Source records:
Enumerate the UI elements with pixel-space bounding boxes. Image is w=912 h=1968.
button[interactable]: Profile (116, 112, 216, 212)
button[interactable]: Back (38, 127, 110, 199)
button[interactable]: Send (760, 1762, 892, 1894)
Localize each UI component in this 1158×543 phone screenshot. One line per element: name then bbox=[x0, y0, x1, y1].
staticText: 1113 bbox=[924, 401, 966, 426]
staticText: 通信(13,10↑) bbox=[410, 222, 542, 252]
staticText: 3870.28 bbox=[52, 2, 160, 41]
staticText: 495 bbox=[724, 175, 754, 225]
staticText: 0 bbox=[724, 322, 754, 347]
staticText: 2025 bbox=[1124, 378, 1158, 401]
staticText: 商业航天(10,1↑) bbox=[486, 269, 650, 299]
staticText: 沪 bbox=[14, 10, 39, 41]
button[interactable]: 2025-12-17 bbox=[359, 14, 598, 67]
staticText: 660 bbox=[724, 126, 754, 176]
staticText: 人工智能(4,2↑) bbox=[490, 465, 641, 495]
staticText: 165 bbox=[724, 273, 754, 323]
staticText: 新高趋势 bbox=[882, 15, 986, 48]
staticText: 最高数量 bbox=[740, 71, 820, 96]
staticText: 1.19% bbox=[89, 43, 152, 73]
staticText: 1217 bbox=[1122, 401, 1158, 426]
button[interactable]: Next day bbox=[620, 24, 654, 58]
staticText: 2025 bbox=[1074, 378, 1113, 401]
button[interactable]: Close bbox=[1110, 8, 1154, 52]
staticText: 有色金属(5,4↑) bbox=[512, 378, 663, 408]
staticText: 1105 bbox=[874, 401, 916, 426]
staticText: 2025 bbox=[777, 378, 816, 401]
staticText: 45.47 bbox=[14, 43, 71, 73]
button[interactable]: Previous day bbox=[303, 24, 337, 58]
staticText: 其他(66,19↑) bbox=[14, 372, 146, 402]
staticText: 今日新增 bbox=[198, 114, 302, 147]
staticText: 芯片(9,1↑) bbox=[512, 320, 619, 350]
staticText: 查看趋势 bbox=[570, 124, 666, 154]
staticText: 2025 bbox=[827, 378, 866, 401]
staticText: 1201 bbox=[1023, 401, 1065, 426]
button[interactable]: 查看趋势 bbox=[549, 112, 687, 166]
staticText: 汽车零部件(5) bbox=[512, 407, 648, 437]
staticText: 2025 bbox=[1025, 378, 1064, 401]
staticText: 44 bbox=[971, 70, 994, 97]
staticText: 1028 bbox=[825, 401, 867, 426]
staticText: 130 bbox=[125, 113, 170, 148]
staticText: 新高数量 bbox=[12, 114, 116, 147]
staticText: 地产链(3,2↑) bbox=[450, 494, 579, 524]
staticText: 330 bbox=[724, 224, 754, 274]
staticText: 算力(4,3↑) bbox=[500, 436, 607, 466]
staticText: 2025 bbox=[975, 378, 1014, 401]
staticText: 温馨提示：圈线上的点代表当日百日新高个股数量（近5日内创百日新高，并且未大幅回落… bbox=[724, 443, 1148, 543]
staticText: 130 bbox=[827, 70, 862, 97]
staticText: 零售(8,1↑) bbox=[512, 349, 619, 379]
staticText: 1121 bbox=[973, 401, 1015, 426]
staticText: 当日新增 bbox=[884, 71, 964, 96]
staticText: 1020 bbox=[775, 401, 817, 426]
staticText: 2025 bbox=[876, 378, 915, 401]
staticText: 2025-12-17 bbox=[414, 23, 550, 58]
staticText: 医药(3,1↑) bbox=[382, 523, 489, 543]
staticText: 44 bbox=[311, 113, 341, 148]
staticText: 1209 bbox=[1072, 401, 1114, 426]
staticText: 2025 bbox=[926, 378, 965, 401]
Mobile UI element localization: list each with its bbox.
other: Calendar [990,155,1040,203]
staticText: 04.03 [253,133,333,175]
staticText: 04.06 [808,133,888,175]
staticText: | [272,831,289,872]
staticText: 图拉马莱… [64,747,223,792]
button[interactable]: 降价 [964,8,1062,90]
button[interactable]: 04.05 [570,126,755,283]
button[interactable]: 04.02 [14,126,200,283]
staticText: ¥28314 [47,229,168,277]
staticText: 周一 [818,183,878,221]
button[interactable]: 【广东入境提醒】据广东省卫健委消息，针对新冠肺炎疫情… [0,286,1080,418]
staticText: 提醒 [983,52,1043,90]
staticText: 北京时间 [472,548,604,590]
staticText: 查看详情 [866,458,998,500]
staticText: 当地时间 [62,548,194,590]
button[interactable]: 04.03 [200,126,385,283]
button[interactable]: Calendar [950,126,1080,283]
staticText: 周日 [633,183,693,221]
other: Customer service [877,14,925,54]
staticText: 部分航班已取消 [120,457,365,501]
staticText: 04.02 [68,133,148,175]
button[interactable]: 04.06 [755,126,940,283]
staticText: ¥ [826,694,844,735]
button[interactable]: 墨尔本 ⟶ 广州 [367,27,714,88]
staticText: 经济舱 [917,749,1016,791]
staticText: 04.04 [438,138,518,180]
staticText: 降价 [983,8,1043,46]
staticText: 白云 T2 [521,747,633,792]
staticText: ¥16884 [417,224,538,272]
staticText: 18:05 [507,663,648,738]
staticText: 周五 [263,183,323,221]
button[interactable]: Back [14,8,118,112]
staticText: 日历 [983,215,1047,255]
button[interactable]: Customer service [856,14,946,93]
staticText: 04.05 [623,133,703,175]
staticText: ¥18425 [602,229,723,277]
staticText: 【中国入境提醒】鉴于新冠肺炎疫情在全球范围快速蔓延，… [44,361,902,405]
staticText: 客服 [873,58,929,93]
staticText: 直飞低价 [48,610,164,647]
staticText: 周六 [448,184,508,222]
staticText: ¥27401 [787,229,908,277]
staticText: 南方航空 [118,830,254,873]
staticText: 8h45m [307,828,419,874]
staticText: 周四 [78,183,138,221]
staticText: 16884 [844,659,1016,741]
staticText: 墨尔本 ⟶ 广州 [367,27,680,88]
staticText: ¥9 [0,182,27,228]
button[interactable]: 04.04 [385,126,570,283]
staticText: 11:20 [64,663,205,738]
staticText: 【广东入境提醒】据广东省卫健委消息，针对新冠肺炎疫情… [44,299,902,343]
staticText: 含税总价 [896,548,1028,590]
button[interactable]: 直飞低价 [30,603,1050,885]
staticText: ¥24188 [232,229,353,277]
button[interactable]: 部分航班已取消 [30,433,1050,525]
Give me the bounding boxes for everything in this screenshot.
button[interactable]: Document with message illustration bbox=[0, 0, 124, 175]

_Exercise requirements_
Reproduce the entries word for word, starting at the first line and stopping after the line that contains "staticText: 2025 bbox=[1124, 378, 1158, 401]".

_The answer_
Enumerate the UI elements with pixel-space bounding boxes. Image is w=912 h=1968.
button[interactable]: Profile (116, 112, 216, 212)
button[interactable]: Back (38, 127, 110, 199)
button[interactable]: Send (760, 1762, 892, 1894)
Localize each UI component in this 1158×543 phone screenshot. One line per element: name then bbox=[x0, y0, x1, y1].
staticText: 1113 bbox=[924, 401, 966, 426]
staticText: 通信(13,10↑) bbox=[410, 222, 542, 252]
staticText: 3870.28 bbox=[52, 2, 160, 41]
staticText: 495 bbox=[724, 175, 754, 225]
staticText: 0 bbox=[724, 322, 754, 347]
staticText: 2025 bbox=[1124, 378, 1158, 401]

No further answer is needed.